Dataset records
========

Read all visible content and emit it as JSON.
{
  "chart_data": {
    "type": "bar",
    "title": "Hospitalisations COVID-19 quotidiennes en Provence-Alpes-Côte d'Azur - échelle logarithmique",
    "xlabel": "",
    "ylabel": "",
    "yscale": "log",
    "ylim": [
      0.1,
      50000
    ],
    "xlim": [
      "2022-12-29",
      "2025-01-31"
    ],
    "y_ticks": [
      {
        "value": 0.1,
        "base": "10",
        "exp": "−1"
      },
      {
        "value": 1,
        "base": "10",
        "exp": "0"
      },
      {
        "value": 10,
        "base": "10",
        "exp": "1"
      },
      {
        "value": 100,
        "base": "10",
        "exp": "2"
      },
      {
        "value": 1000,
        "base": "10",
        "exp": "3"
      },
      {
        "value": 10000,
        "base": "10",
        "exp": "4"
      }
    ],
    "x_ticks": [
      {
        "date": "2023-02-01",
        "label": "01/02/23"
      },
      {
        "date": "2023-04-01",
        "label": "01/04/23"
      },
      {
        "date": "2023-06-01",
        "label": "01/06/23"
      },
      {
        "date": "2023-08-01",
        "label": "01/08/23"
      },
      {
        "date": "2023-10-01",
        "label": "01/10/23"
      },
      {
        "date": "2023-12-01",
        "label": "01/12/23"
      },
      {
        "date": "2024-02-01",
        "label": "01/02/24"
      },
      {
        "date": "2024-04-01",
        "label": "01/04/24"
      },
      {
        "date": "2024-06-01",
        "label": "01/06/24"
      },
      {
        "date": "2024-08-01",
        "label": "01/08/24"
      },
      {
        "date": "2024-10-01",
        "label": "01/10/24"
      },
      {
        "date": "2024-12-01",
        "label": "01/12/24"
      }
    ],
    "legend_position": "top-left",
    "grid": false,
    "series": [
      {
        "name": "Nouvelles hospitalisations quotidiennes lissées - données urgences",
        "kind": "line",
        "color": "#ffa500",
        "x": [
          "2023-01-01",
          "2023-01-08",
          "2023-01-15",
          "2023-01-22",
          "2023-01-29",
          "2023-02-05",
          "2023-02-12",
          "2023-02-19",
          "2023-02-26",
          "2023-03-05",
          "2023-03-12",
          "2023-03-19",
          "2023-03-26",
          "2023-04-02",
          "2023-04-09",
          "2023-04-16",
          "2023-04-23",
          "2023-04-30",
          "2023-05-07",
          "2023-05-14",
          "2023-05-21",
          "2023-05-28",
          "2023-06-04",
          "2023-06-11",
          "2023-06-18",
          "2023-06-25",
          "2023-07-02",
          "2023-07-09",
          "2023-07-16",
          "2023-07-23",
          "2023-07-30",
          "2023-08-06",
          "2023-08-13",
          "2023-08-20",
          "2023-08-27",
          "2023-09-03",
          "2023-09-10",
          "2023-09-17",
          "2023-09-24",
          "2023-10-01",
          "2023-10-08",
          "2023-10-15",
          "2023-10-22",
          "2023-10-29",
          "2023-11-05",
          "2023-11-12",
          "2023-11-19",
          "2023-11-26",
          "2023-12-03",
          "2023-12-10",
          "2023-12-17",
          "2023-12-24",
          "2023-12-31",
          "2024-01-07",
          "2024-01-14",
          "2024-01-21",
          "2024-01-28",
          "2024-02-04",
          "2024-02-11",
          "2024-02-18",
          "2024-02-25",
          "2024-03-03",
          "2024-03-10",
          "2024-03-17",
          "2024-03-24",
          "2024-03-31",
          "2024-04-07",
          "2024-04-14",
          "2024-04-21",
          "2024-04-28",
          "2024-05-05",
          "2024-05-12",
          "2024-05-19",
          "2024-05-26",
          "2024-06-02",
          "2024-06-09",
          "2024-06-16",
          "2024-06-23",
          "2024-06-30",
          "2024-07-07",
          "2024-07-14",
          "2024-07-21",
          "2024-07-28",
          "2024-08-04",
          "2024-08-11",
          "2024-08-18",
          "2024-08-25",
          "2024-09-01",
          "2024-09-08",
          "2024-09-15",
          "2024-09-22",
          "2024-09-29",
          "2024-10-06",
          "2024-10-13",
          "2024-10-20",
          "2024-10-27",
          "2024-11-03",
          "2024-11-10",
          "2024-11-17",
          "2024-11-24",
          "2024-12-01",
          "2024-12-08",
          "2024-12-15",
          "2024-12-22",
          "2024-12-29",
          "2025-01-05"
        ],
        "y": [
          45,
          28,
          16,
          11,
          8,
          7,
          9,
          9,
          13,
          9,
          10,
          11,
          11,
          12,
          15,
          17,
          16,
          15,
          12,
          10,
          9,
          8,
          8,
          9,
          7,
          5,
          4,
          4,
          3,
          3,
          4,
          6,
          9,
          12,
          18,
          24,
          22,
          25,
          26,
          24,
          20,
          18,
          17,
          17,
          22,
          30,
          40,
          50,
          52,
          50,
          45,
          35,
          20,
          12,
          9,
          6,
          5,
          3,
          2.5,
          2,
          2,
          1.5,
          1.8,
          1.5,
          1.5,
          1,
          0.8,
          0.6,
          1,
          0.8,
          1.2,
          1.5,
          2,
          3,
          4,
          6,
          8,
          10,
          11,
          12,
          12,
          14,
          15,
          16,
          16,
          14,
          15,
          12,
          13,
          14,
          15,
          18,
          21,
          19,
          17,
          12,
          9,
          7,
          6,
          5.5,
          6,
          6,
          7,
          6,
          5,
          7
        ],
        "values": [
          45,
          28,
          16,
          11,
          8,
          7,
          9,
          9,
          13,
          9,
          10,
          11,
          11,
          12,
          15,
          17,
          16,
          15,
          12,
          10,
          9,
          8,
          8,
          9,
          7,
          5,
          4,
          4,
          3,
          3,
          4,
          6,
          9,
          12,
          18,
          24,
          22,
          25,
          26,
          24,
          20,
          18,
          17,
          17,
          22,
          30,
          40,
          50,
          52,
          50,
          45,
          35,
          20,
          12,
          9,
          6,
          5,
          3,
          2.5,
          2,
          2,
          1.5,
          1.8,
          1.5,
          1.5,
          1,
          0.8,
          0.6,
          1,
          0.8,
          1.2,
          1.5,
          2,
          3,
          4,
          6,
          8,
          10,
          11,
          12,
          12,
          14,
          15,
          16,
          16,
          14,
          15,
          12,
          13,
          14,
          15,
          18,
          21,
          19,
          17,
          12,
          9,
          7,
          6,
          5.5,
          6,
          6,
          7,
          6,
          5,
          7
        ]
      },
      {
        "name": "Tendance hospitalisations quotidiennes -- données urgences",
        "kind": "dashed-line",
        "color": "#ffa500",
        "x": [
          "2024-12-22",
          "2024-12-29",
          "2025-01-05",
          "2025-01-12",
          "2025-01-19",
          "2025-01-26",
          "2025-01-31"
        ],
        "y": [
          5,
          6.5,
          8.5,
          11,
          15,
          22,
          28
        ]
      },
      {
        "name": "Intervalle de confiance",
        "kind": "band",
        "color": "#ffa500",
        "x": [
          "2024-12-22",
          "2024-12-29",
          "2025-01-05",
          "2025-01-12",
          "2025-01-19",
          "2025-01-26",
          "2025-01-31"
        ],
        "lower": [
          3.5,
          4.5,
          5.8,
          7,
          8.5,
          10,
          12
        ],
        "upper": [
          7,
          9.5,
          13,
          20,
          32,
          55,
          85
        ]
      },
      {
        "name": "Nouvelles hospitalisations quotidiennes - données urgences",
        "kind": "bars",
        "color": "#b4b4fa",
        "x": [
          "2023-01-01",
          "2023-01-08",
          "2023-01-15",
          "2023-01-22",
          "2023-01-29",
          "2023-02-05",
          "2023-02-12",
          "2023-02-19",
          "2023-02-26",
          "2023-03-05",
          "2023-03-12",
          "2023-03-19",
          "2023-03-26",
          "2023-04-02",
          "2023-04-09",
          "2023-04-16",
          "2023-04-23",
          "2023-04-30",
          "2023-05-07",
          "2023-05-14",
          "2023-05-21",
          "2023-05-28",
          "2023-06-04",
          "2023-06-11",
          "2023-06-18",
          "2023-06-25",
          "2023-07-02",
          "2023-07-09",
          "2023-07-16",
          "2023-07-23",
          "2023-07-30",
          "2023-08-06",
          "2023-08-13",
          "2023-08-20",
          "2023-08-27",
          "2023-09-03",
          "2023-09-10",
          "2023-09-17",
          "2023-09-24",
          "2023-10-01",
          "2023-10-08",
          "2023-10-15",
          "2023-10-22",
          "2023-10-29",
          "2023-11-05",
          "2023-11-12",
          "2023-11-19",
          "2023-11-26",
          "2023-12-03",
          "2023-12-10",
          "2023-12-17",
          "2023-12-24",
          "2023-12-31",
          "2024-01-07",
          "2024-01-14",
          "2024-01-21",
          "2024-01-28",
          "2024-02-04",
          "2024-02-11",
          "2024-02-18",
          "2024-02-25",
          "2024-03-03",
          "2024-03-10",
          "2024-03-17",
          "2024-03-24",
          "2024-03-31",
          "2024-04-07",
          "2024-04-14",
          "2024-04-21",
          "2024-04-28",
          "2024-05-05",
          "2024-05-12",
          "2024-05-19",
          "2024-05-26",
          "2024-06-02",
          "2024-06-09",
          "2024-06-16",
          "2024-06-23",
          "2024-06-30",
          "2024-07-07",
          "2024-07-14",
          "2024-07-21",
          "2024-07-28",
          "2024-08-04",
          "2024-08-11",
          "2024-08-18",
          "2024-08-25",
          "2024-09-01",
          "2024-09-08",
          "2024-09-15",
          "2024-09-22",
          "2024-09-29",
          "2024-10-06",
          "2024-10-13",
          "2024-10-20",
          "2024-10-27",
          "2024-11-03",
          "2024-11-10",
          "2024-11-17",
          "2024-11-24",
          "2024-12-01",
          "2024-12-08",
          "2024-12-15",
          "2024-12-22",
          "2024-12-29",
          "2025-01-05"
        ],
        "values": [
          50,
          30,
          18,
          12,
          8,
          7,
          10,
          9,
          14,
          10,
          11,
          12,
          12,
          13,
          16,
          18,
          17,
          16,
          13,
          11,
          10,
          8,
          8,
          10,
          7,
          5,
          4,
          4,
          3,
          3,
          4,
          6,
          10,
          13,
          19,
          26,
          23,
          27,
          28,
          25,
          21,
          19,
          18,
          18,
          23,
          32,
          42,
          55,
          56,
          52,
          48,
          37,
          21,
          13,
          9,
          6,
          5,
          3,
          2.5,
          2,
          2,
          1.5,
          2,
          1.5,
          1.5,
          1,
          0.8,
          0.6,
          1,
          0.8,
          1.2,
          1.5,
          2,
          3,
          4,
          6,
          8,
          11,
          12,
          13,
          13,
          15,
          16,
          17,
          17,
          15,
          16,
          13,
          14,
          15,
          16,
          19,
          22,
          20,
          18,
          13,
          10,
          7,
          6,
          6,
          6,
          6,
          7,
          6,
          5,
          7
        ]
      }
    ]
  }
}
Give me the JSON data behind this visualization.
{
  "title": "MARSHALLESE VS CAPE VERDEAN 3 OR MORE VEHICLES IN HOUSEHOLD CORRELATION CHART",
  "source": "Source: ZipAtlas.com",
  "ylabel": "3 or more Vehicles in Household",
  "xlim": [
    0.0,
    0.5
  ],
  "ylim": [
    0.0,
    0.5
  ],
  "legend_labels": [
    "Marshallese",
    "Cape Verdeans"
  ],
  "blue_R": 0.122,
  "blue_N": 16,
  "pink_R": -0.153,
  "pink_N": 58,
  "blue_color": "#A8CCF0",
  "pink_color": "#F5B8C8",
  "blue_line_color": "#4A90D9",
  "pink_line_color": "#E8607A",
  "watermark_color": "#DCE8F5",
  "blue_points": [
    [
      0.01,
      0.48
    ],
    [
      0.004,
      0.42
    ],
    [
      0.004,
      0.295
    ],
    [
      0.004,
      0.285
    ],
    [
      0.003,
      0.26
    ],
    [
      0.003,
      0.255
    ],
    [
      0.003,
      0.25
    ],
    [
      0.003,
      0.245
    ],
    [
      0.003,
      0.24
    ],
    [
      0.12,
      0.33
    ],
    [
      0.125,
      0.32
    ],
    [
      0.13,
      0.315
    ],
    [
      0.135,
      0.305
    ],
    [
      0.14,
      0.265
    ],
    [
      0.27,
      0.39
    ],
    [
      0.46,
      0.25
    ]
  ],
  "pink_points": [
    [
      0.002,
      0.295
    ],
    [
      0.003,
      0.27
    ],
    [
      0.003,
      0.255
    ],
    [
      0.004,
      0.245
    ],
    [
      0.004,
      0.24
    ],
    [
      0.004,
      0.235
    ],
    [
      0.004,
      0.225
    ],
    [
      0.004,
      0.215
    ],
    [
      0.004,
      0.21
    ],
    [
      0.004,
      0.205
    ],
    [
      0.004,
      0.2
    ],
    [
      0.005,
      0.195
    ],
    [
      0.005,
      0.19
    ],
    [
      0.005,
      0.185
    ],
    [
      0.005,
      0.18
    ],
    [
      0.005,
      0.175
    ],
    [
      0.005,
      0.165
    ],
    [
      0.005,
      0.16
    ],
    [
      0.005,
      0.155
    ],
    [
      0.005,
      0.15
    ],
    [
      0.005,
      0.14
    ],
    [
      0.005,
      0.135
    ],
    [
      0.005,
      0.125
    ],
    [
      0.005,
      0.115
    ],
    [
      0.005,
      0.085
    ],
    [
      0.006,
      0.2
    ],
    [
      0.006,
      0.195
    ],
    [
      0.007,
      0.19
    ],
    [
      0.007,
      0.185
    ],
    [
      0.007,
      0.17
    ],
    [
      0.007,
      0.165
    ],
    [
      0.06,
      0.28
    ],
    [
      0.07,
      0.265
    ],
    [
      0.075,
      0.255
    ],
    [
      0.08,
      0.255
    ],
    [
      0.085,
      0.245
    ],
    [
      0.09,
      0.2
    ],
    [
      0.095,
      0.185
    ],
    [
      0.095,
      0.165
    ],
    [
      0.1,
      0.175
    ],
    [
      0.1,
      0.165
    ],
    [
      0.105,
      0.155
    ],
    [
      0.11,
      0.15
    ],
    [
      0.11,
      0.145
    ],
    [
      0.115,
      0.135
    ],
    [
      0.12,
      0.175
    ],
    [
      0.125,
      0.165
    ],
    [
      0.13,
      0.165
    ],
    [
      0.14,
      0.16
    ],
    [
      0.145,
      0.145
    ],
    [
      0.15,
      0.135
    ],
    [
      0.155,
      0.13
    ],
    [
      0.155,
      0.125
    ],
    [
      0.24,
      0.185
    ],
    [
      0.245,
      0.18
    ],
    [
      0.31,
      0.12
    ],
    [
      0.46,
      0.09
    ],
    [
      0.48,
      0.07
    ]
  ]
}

========

Exercise instructions
Select every line above that contains the word "urgences", and copy it.

Exercise result
        "name": "Nouvelles hospitalisations quotidiennes lissées - données urgences",
        "name": "Tendance hospitalisations quotidiennes -- données urgences",
        "name": "Nouvelles hospitalisations quotidiennes - données urgences",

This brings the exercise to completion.